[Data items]
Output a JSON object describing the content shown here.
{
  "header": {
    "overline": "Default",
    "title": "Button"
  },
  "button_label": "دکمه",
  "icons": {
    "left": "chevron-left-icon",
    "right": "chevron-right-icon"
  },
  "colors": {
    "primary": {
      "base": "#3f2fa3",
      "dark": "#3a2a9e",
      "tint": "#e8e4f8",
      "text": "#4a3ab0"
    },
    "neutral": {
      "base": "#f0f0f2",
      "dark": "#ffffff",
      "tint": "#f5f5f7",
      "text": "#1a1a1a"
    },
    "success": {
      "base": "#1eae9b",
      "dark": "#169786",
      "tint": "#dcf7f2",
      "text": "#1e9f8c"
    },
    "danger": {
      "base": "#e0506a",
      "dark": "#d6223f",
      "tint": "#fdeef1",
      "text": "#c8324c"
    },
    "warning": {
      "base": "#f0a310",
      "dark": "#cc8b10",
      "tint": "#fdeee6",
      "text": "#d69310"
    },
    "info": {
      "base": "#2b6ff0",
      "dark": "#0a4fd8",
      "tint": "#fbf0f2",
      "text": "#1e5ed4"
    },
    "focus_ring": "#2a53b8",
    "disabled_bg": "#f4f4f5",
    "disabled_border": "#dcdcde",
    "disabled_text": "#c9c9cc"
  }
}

**Stated exercise:**
Print out every entry, keeping each one exact.

**Task response:**
Output a JSON object describing the content shown here.
{
  "header": {
    "overline": "Default",
    "title": "Button"
  },
  "button_label": "دکمه",
  "icons": {
    "left": "chevron-left-icon",
    "right": "chevron-right-icon"
  },
  "colors": {
    "primary": {
      "base": "#3f2fa3",
      "dark": "#3a2a9e",
      "tint": "#e8e4f8",
      "text": "#4a3ab0"
    },
    "neutral": {
      "base": "#f0f0f2",
      "dark": "#ffffff",
      "tint": "#f5f5f7",
      "text": "#1a1a1a"
    },
    "success": {
      "base": "#1eae9b",
      "dark": "#169786",
      "tint": "#dcf7f2",
      "text": "#1e9f8c"
    },
    "danger": {
      "base": "#e0506a",
      "dark": "#d6223f",
      "tint": "#fdeef1",
      "text": "#c8324c"
    },
    "warning": {
      "base": "#f0a310",
      "dark": "#cc8b10",
      "tint": "#fdeee6",
      "text": "#d69310"
    },
    "info": {
      "base": "#2b6ff0",
      "dark": "#0a4fd8",
      "tint": "#fbf0f2",
      "text": "#1e5ed4"
    },
    "focus_ring": "#2a53b8",
    "disabled_bg": "#f4f4f5",
    "disabled_border": "#dcdcde",
    "disabled_text": "#c9c9cc"
  }
}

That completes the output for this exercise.